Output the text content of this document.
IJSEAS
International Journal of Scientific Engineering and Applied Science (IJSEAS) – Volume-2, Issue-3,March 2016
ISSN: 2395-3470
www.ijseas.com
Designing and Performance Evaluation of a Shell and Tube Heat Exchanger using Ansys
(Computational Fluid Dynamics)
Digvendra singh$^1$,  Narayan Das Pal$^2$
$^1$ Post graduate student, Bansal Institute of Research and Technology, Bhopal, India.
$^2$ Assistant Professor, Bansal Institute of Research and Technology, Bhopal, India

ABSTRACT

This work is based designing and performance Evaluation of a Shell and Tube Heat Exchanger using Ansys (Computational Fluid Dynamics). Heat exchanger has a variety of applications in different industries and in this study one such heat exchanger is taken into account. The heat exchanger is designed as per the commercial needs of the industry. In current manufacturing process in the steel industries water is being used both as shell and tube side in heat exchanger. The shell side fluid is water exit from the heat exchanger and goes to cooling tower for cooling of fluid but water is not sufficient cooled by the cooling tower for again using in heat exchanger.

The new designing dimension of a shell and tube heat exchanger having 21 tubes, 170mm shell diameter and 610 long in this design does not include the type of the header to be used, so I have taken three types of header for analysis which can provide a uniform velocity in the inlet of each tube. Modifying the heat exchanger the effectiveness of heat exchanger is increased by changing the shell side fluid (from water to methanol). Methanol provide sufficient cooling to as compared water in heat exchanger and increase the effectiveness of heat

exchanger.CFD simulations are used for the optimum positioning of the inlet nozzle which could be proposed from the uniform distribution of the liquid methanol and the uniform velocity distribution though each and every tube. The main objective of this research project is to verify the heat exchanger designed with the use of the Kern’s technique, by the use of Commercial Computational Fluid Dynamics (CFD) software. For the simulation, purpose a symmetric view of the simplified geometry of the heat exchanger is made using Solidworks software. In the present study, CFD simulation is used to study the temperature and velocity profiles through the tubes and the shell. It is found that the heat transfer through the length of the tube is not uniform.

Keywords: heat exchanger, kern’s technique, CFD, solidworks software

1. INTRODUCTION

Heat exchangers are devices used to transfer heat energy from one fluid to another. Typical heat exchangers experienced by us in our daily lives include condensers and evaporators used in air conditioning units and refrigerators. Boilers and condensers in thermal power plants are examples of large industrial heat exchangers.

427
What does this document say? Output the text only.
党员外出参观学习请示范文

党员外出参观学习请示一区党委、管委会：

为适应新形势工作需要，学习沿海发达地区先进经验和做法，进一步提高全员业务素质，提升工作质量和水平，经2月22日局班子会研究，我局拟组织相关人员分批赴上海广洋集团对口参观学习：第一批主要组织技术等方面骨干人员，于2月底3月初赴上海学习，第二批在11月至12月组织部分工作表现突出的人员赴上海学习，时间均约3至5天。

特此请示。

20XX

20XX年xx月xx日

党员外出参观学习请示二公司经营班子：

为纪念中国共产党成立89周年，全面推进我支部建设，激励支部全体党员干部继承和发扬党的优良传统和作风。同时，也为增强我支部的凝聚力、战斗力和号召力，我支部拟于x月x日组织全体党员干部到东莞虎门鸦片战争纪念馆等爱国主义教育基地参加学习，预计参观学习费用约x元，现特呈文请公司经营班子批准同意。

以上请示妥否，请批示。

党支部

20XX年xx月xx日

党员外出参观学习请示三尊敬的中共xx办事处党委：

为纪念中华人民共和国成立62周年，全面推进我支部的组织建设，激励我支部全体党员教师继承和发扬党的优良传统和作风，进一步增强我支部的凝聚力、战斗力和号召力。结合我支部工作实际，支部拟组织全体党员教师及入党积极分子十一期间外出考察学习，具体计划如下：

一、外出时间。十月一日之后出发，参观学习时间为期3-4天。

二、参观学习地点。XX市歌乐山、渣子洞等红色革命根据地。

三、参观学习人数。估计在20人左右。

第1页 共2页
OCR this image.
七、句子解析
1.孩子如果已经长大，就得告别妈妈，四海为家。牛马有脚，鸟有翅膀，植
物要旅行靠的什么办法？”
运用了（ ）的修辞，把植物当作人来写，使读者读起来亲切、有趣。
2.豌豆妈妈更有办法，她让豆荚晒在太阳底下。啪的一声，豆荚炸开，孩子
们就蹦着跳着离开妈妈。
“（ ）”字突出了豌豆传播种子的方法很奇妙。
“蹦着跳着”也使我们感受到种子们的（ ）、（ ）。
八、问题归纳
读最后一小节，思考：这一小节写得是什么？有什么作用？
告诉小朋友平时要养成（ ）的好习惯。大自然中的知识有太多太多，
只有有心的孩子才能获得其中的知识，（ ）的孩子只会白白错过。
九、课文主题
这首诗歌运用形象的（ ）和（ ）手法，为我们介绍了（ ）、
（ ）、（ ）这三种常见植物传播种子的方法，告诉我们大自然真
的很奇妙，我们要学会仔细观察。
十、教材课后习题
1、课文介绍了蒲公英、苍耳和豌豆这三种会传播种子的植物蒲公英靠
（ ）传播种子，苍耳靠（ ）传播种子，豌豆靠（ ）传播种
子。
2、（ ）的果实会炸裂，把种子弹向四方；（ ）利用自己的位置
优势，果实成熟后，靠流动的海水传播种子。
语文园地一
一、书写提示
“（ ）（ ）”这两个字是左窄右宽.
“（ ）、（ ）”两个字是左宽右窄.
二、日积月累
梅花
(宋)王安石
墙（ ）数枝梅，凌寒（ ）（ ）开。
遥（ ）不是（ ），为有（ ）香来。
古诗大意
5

**EXERCISE AIM:**
From the records above, pull out each line that has "Bansal".

**RESPONSE:**
$^1$ Post graduate student, Bansal Institute of Research and Technology, Bhopal, India.
$^2$ Assistant Professor, Bansal Institute of Research and Technology, Bhopal, India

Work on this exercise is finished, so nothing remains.